YOUR OBJECTIVE ::
Only lines with the word "Quản" are needed; collect each of them from the listing below.

STORED DATA ::
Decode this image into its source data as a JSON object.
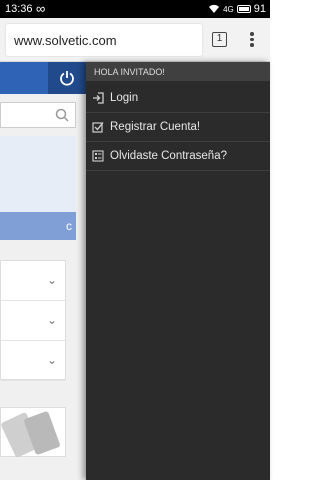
{
  "status_bar": {
    "time": "13:36",
    "infinity": "∞",
    "network": "4G",
    "battery": "91"
  },
  "browser": {
    "url": "www.solvetic.com",
    "tab_count": "1"
  },
  "page": {
    "bar_text": "c"
  },
  "drawer": {
    "header": "HOLA INVITADO!",
    "items": [
      {
        "label": "Login",
        "icon": "login-icon"
      },
      {
        "label": "Registrar Cuenta!",
        "icon": "checkbox-icon"
      },
      {
        "label": "Olvidaste Contraseña?",
        "icon": "form-icon"
      }
    ]
  }
}
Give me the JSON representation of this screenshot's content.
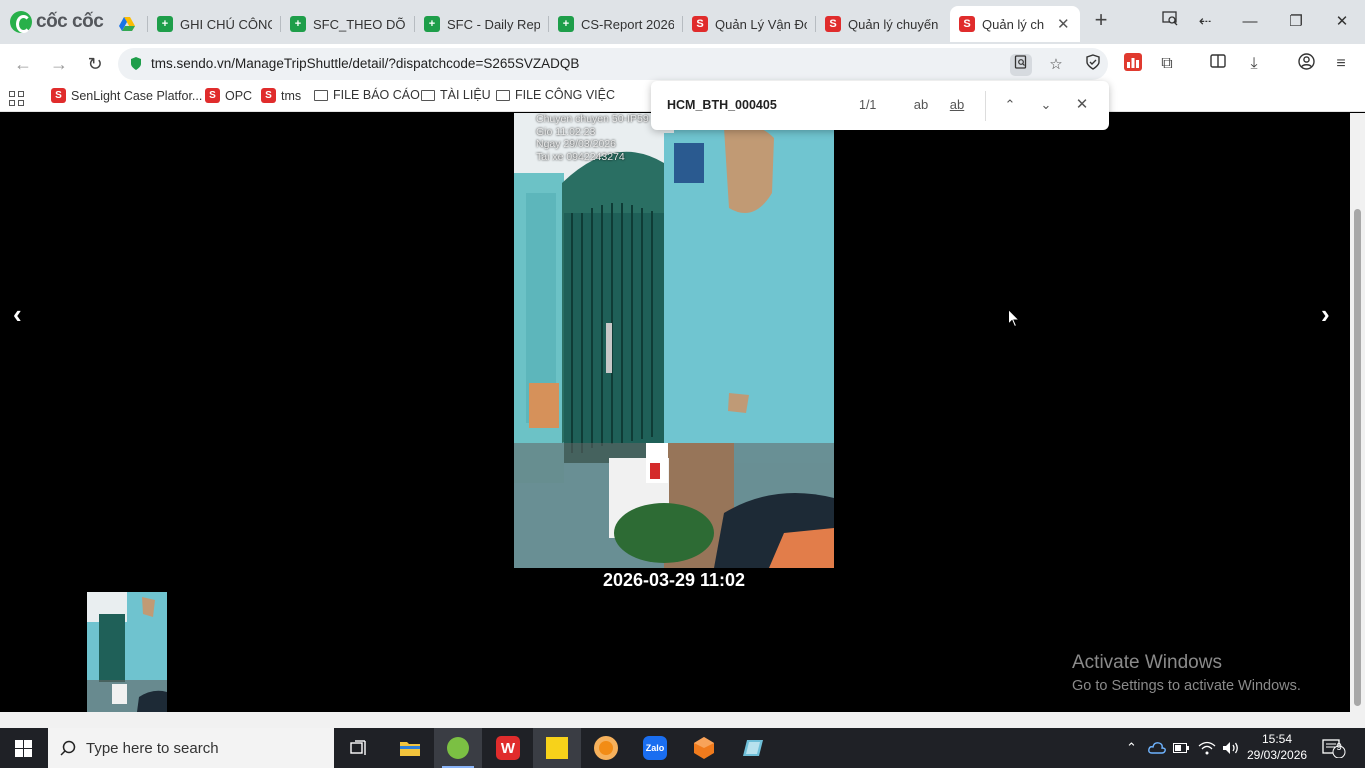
{
  "browser": {
    "logo_text": "cốc cốc",
    "tabs": [
      {
        "title": "",
        "icon": "google-drive-icon"
      },
      {
        "title": "GHI CHÚ CÔNG",
        "icon": "sheets-icon"
      },
      {
        "title": "SFC_THEO DÕI",
        "icon": "sheets-icon"
      },
      {
        "title": "SFC - Daily Repo",
        "icon": "sheets-icon"
      },
      {
        "title": "CS-Report 2026",
        "icon": "sheets-icon"
      },
      {
        "title": "Quản Lý Vận Đơ",
        "icon": "sendo-icon"
      },
      {
        "title": "Quản lý chuyến",
        "icon": "sendo-icon"
      },
      {
        "title": "Quản lý ch",
        "icon": "sendo-icon",
        "active": true
      }
    ],
    "url": "tms.sendo.vn/ManageTripShuttle/detail/?dispatchcode=S265SVZADQB",
    "bookmarks": [
      {
        "label": "SenLight Case Platfor...",
        "icon": "sendo-icon"
      },
      {
        "label": "OPC",
        "icon": "sendo-icon"
      },
      {
        "label": "tms",
        "icon": "sendo-icon"
      },
      {
        "label": "FILE BÁO CÁO",
        "icon": "folder-icon"
      },
      {
        "label": "TÀI LIỆU",
        "icon": "folder-icon"
      },
      {
        "label": "FILE CÔNG VIỆC",
        "icon": "folder-icon"
      }
    ]
  },
  "find": {
    "query": "HCM_BTH_000405",
    "count": "1/1",
    "match_case_label": "ab",
    "whole_word_label": "ab"
  },
  "viewer": {
    "stamp_lines": [
      "Chuyen chuyen 50-IP59",
      "Gio 11:02:23",
      "Ngay 29/03/2026",
      "Tai xe 0942243274"
    ],
    "caption": "2026-03-29 11:02",
    "prev_label": "‹",
    "next_label": "›"
  },
  "watermark": {
    "title": "Activate Windows",
    "subtitle": "Go to Settings to activate Windows."
  },
  "taskbar": {
    "search_placeholder": "Type here to search",
    "time": "15:54",
    "date": "29/03/2026",
    "notification_count": "9"
  }
}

EXPECTED OUTPUT ::
        "title": "Quản Lý Vận Đơ",
        "title": "Quản lý chuyến",
        "title": "Quản lý ch",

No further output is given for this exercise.